— Start of Input material —
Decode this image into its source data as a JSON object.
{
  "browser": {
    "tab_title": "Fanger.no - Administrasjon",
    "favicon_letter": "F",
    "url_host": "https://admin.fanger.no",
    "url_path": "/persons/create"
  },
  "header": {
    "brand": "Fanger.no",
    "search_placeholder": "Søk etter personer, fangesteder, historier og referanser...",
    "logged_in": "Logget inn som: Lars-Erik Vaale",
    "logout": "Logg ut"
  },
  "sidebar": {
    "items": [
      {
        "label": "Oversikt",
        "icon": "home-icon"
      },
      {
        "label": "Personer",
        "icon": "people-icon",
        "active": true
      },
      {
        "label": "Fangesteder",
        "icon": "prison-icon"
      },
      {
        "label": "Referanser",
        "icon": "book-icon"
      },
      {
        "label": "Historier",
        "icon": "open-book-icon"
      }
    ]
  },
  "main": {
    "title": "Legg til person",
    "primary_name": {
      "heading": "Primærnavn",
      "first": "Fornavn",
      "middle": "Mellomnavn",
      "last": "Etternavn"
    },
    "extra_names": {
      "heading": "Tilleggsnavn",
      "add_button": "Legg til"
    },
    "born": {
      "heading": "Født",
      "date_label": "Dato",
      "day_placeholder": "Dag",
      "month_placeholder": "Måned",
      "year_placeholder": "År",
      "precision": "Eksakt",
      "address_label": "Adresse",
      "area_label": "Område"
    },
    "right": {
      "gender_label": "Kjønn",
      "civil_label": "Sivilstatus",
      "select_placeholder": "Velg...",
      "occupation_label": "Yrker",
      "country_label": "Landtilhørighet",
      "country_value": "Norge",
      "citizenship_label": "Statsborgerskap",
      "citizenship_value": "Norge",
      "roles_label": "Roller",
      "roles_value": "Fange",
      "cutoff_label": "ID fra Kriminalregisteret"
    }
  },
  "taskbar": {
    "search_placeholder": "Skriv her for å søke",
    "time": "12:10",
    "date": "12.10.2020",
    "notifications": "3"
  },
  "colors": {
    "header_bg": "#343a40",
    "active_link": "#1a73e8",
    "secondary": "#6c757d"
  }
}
— End of Input material —
_Description of the task_
Write every record out again, unaltered.

_Written response_
Decode this image into its source data as a JSON object.
{
  "browser": {
    "tab_title": "Fanger.no - Administrasjon",
    "favicon_letter": "F",
    "url_host": "https://admin.fanger.no",
    "url_path": "/persons/create"
  },
  "header": {
    "brand": "Fanger.no",
    "search_placeholder": "Søk etter personer, fangesteder, historier og referanser...",
    "logged_in": "Logget inn som: Lars-Erik Vaale",
    "logout": "Logg ut"
  },
  "sidebar": {
    "items": [
      {
        "label": "Oversikt",
        "icon": "home-icon"
      },
      {
        "label": "Personer",
        "icon": "people-icon",
        "active": true
      },
      {
        "label": "Fangesteder",
        "icon": "prison-icon"
      },
      {
        "label": "Referanser",
        "icon": "book-icon"
      },
      {
        "label": "Historier",
        "icon": "open-book-icon"
      }
    ]
  },
  "main": {
    "title": "Legg til person",
    "primary_name": {
      "heading": "Primærnavn",
      "first": "Fornavn",
      "middle": "Mellomnavn",
      "last": "Etternavn"
    },
    "extra_names": {
      "heading": "Tilleggsnavn",
      "add_button": "Legg til"
    },
    "born": {
      "heading": "Født",
      "date_label": "Dato",
      "day_placeholder": "Dag",
      "month_placeholder": "Måned",
      "year_placeholder": "År",
      "precision": "Eksakt",
      "address_label": "Adresse",
      "area_label": "Område"
    },
    "right": {
      "gender_label": "Kjønn",
      "civil_label": "Sivilstatus",
      "select_placeholder": "Velg...",
      "occupation_label": "Yrker",
      "country_label": "Landtilhørighet",
      "country_value": "Norge",
      "citizenship_label": "Statsborgerskap",
      "citizenship_value": "Norge",
      "roles_label": "Roller",
      "roles_value": "Fange",
      "cutoff_label": "ID fra Kriminalregisteret"
    }
  },
  "taskbar": {
    "search_placeholder": "Skriv her for å søke",
    "time": "12:10",
    "date": "12.10.2020",
    "notifications": "3"
  },
  "colors": {
    "header_bg": "#343a40",
    "active_link": "#1a73e8",
    "secondary": "#6c757d"
  }
}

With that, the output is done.